* What you are asked to do:
Can you pull out each line of the data below that includes the word "Last"?

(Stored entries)
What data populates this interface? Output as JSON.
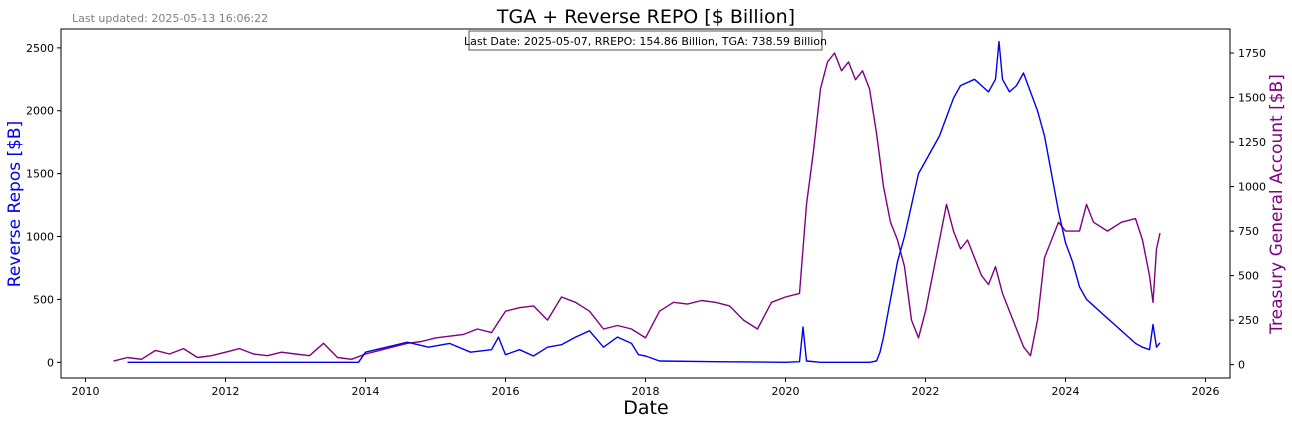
{
  "header": {
    "last_updated": "Last updated: 2025-05-13 16:06:22"
  },
  "chart_data": {
    "type": "line",
    "title": "TGA + Reverse REPO [$ Billion]",
    "annotation": "Last Date: 2025-05-07, RREPO: 154.86 Billion, TGA: 738.59 Billion",
    "xlabel": "Date",
    "ylabel_left": "Reverse Repos [$B]",
    "ylabel_right": "Treasury General Account [$B]",
    "x_ticks": [
      "2010",
      "2012",
      "2014",
      "2016",
      "2018",
      "2020",
      "2022",
      "2024",
      "2026"
    ],
    "y_left_ticks": [
      "0",
      "500",
      "1000",
      "1500",
      "2000",
      "2500"
    ],
    "y_right_ticks": [
      "0",
      "250",
      "500",
      "750",
      "1000",
      "1250",
      "1500",
      "1750"
    ],
    "xlim": [
      2009.65,
      2026.35
    ],
    "ylim_left": [
      -125,
      2650
    ],
    "ylim_right": [
      -75,
      1885
    ],
    "colors": {
      "rrepo": "#0000ee",
      "tga": "#800080",
      "axes": "#000000",
      "muted": "#808080"
    },
    "series": [
      {
        "name": "RREPO",
        "axis": "left",
        "points": [
          [
            2010.6,
            0
          ],
          [
            2012.0,
            0
          ],
          [
            2013.9,
            0
          ],
          [
            2014.0,
            80
          ],
          [
            2014.3,
            120
          ],
          [
            2014.6,
            160
          ],
          [
            2014.9,
            120
          ],
          [
            2015.2,
            150
          ],
          [
            2015.5,
            80
          ],
          [
            2015.8,
            100
          ],
          [
            2015.9,
            200
          ],
          [
            2016.0,
            60
          ],
          [
            2016.2,
            100
          ],
          [
            2016.4,
            50
          ],
          [
            2016.6,
            120
          ],
          [
            2016.8,
            140
          ],
          [
            2017.0,
            200
          ],
          [
            2017.2,
            250
          ],
          [
            2017.4,
            120
          ],
          [
            2017.6,
            200
          ],
          [
            2017.8,
            150
          ],
          [
            2017.9,
            60
          ],
          [
            2018.0,
            50
          ],
          [
            2018.2,
            10
          ],
          [
            2019.0,
            5
          ],
          [
            2020.0,
            0
          ],
          [
            2020.2,
            5
          ],
          [
            2020.25,
            280
          ],
          [
            2020.3,
            10
          ],
          [
            2020.5,
            0
          ],
          [
            2021.2,
            0
          ],
          [
            2021.3,
            10
          ],
          [
            2021.35,
            80
          ],
          [
            2021.4,
            200
          ],
          [
            2021.5,
            500
          ],
          [
            2021.6,
            800
          ],
          [
            2021.7,
            1000
          ],
          [
            2021.8,
            1250
          ],
          [
            2021.9,
            1500
          ],
          [
            2022.0,
            1600
          ],
          [
            2022.1,
            1700
          ],
          [
            2022.2,
            1800
          ],
          [
            2022.3,
            1950
          ],
          [
            2022.4,
            2100
          ],
          [
            2022.5,
            2200
          ],
          [
            2022.7,
            2250
          ],
          [
            2022.8,
            2200
          ],
          [
            2022.9,
            2150
          ],
          [
            2023.0,
            2250
          ],
          [
            2023.05,
            2550
          ],
          [
            2023.1,
            2250
          ],
          [
            2023.2,
            2150
          ],
          [
            2023.3,
            2200
          ],
          [
            2023.4,
            2300
          ],
          [
            2023.5,
            2150
          ],
          [
            2023.6,
            2000
          ],
          [
            2023.7,
            1800
          ],
          [
            2023.8,
            1500
          ],
          [
            2023.9,
            1200
          ],
          [
            2024.0,
            950
          ],
          [
            2024.1,
            800
          ],
          [
            2024.2,
            600
          ],
          [
            2024.3,
            500
          ],
          [
            2024.4,
            450
          ],
          [
            2024.5,
            400
          ],
          [
            2024.6,
            350
          ],
          [
            2024.7,
            300
          ],
          [
            2024.8,
            250
          ],
          [
            2024.9,
            200
          ],
          [
            2025.0,
            150
          ],
          [
            2025.1,
            120
          ],
          [
            2025.2,
            100
          ],
          [
            2025.25,
            300
          ],
          [
            2025.3,
            120
          ],
          [
            2025.35,
            154.86
          ]
        ]
      },
      {
        "name": "TGA",
        "axis": "right",
        "points": [
          [
            2010.4,
            20
          ],
          [
            2010.6,
            40
          ],
          [
            2010.8,
            30
          ],
          [
            2011.0,
            80
          ],
          [
            2011.2,
            60
          ],
          [
            2011.4,
            90
          ],
          [
            2011.6,
            40
          ],
          [
            2011.8,
            50
          ],
          [
            2012.0,
            70
          ],
          [
            2012.2,
            90
          ],
          [
            2012.4,
            60
          ],
          [
            2012.6,
            50
          ],
          [
            2012.8,
            70
          ],
          [
            2013.0,
            60
          ],
          [
            2013.2,
            50
          ],
          [
            2013.4,
            120
          ],
          [
            2013.6,
            40
          ],
          [
            2013.8,
            30
          ],
          [
            2014.0,
            60
          ],
          [
            2014.2,
            80
          ],
          [
            2014.4,
            100
          ],
          [
            2014.6,
            120
          ],
          [
            2014.8,
            130
          ],
          [
            2015.0,
            150
          ],
          [
            2015.2,
            160
          ],
          [
            2015.4,
            170
          ],
          [
            2015.6,
            200
          ],
          [
            2015.8,
            180
          ],
          [
            2016.0,
            300
          ],
          [
            2016.2,
            320
          ],
          [
            2016.4,
            330
          ],
          [
            2016.6,
            250
          ],
          [
            2016.8,
            380
          ],
          [
            2017.0,
            350
          ],
          [
            2017.2,
            300
          ],
          [
            2017.4,
            200
          ],
          [
            2017.6,
            220
          ],
          [
            2017.8,
            200
          ],
          [
            2018.0,
            150
          ],
          [
            2018.2,
            300
          ],
          [
            2018.4,
            350
          ],
          [
            2018.6,
            340
          ],
          [
            2018.8,
            360
          ],
          [
            2019.0,
            350
          ],
          [
            2019.2,
            330
          ],
          [
            2019.4,
            250
          ],
          [
            2019.6,
            200
          ],
          [
            2019.8,
            350
          ],
          [
            2020.0,
            380
          ],
          [
            2020.2,
            400
          ],
          [
            2020.3,
            900
          ],
          [
            2020.4,
            1200
          ],
          [
            2020.5,
            1550
          ],
          [
            2020.6,
            1700
          ],
          [
            2020.7,
            1750
          ],
          [
            2020.8,
            1650
          ],
          [
            2020.9,
            1700
          ],
          [
            2021.0,
            1600
          ],
          [
            2021.1,
            1650
          ],
          [
            2021.2,
            1550
          ],
          [
            2021.3,
            1300
          ],
          [
            2021.4,
            1000
          ],
          [
            2021.5,
            800
          ],
          [
            2021.6,
            700
          ],
          [
            2021.7,
            550
          ],
          [
            2021.8,
            250
          ],
          [
            2021.9,
            150
          ],
          [
            2022.0,
            300
          ],
          [
            2022.1,
            500
          ],
          [
            2022.2,
            700
          ],
          [
            2022.3,
            900
          ],
          [
            2022.4,
            750
          ],
          [
            2022.5,
            650
          ],
          [
            2022.6,
            700
          ],
          [
            2022.7,
            600
          ],
          [
            2022.8,
            500
          ],
          [
            2022.9,
            450
          ],
          [
            2023.0,
            550
          ],
          [
            2023.1,
            400
          ],
          [
            2023.2,
            300
          ],
          [
            2023.3,
            200
          ],
          [
            2023.4,
            100
          ],
          [
            2023.5,
            50
          ],
          [
            2023.6,
            250
          ],
          [
            2023.7,
            600
          ],
          [
            2023.8,
            700
          ],
          [
            2023.9,
            800
          ],
          [
            2024.0,
            750
          ],
          [
            2024.2,
            750
          ],
          [
            2024.3,
            900
          ],
          [
            2024.4,
            800
          ],
          [
            2024.6,
            750
          ],
          [
            2024.8,
            800
          ],
          [
            2025.0,
            820
          ],
          [
            2025.1,
            700
          ],
          [
            2025.2,
            500
          ],
          [
            2025.25,
            350
          ],
          [
            2025.3,
            650
          ],
          [
            2025.35,
            738.59
          ]
        ]
      }
    ],
    "grid": false,
    "legend": "none"
  }
}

* Written answer:
    "last_updated": "Last updated: 2025-05-13 16:06:22"
    "annotation": "Last Date: 2025-05-07, RREPO: 154.86 Billion, TGA: 738.59 Billion",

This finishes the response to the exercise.